Set task: Below are the records; locate each line with the word "this" and copy it.

Saved entries:
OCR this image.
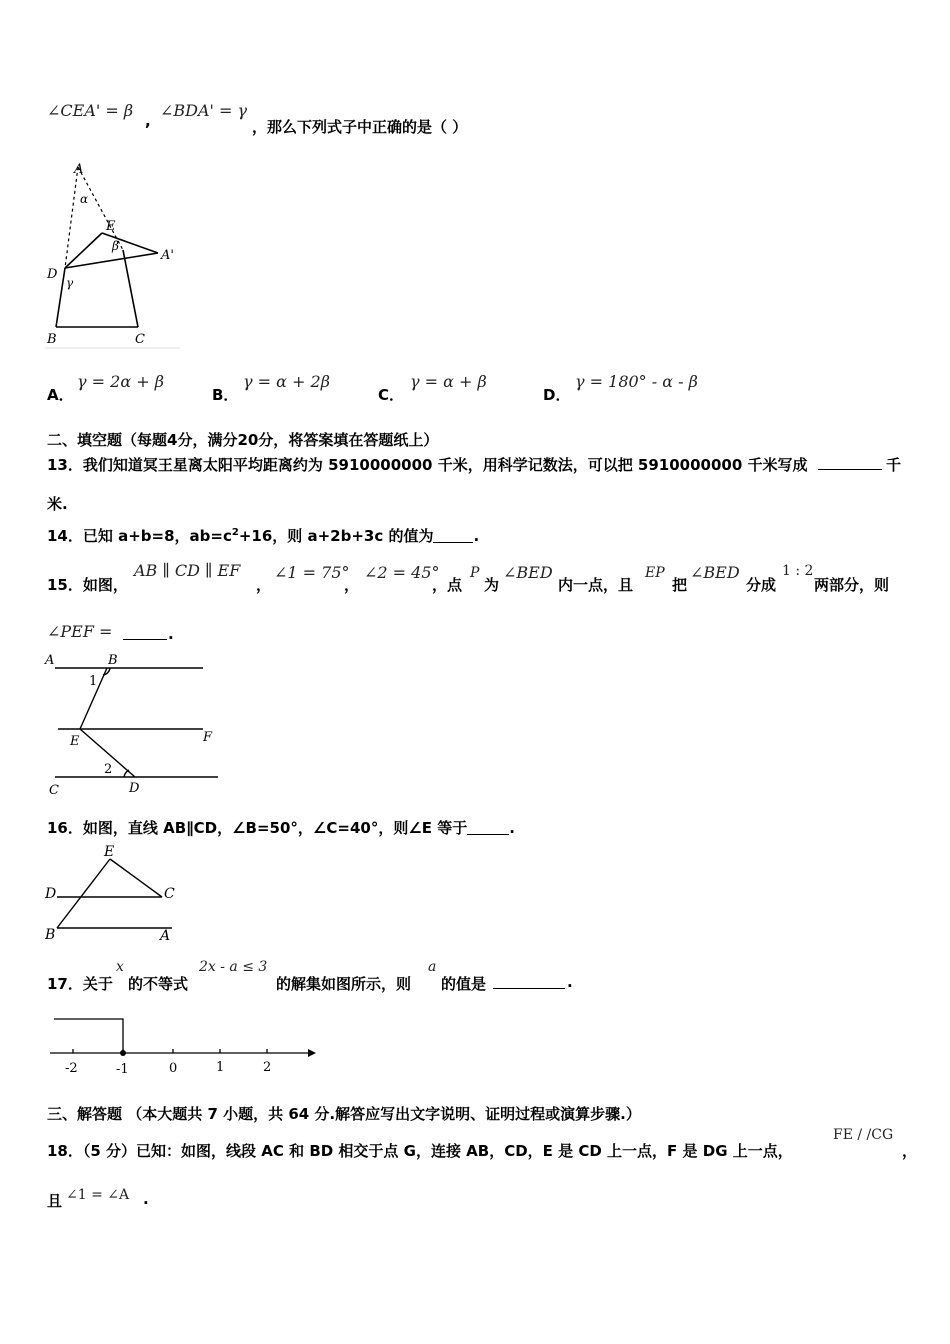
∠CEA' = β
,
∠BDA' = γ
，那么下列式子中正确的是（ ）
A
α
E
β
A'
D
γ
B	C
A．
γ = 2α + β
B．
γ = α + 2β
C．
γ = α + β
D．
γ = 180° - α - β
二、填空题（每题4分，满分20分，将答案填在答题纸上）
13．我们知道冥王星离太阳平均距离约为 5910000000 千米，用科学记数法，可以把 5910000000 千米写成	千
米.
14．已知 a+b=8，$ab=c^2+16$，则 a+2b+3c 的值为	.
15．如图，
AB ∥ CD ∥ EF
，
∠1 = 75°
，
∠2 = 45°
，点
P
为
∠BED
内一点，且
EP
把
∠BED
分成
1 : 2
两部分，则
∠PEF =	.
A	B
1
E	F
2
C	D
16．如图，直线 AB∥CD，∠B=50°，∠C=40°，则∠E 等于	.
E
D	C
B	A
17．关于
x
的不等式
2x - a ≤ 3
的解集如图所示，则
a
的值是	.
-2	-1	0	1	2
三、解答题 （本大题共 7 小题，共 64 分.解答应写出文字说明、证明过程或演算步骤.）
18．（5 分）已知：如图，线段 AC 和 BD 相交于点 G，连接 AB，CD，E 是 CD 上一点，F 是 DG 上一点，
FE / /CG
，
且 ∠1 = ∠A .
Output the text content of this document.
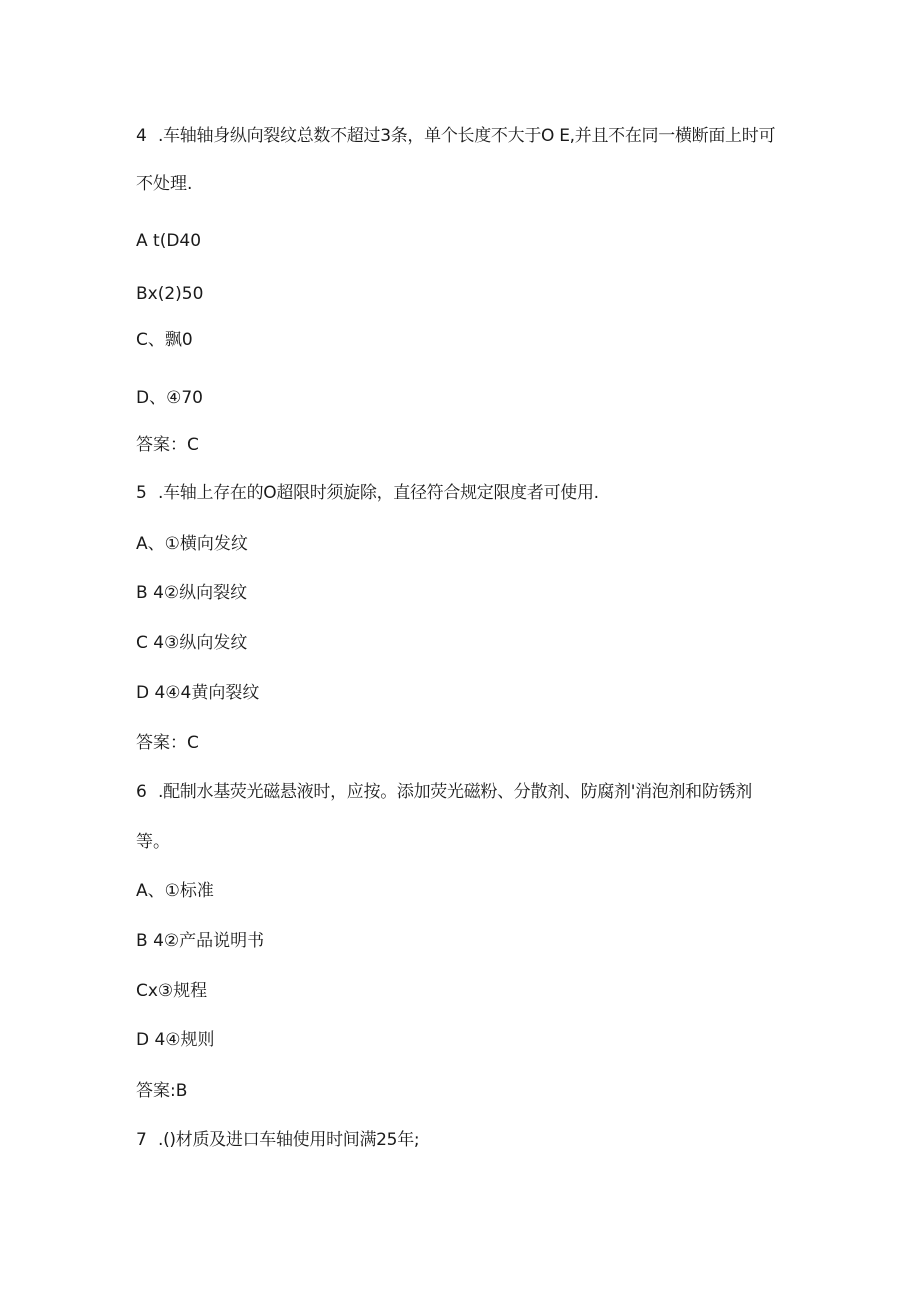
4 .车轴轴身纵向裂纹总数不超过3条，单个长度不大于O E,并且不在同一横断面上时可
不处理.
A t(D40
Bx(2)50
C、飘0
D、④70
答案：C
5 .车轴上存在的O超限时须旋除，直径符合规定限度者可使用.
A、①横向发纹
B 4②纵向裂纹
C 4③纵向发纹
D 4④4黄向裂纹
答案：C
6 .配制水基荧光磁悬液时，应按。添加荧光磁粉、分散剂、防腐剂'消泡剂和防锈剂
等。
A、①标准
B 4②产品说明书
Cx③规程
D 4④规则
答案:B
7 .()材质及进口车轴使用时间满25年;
==
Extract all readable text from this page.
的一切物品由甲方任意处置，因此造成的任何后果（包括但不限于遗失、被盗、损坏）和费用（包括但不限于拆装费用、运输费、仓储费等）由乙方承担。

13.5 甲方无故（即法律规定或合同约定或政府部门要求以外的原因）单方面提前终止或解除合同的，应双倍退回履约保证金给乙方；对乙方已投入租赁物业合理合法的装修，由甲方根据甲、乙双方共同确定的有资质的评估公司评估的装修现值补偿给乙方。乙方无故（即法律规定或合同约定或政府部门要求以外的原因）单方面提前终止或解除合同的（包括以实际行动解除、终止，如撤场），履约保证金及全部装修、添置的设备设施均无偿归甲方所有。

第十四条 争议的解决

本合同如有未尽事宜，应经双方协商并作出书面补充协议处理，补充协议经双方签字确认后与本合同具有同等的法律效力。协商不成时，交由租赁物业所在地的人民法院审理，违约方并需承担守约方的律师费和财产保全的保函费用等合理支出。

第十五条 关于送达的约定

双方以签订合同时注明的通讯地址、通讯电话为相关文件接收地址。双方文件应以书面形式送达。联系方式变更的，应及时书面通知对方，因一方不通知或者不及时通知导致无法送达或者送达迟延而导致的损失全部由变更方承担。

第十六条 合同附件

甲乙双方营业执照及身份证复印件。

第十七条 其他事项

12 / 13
* * *
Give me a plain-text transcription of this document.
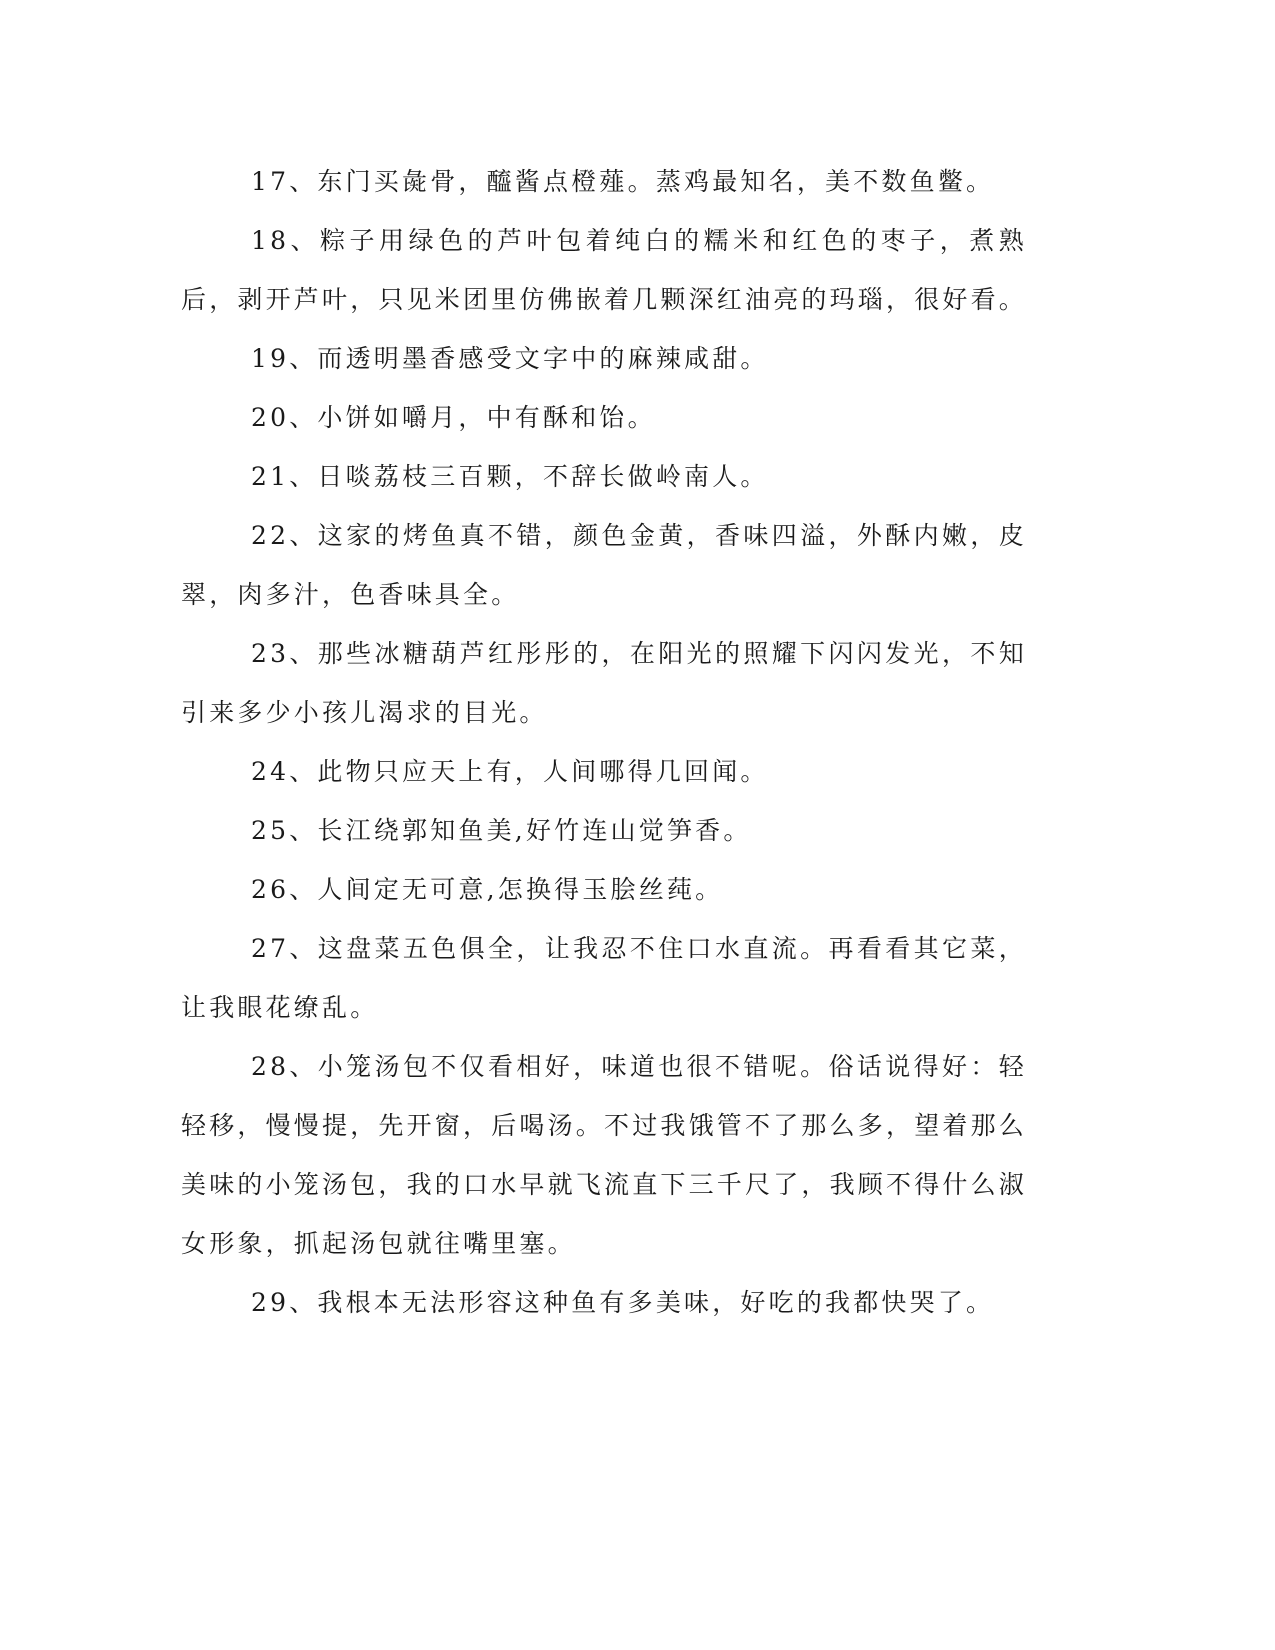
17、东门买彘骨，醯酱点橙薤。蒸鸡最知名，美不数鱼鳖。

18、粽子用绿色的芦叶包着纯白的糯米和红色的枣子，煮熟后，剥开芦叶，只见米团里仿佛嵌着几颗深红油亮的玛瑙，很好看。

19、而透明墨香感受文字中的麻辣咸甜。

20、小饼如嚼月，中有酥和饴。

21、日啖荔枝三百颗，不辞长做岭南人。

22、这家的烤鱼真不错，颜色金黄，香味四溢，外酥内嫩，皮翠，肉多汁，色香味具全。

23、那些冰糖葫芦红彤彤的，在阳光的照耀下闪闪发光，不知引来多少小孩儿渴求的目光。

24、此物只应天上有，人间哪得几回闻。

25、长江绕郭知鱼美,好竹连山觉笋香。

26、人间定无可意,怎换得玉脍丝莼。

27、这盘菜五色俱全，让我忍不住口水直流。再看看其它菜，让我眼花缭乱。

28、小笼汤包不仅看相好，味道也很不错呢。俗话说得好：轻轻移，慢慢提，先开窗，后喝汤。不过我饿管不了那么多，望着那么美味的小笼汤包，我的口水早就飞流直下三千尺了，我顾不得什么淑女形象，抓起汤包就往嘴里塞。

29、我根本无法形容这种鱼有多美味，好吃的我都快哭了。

Task result:
OCR this image.
Output the text content of this document.
Extract all readable text from this page.
Give me a plain-text transcription of this document.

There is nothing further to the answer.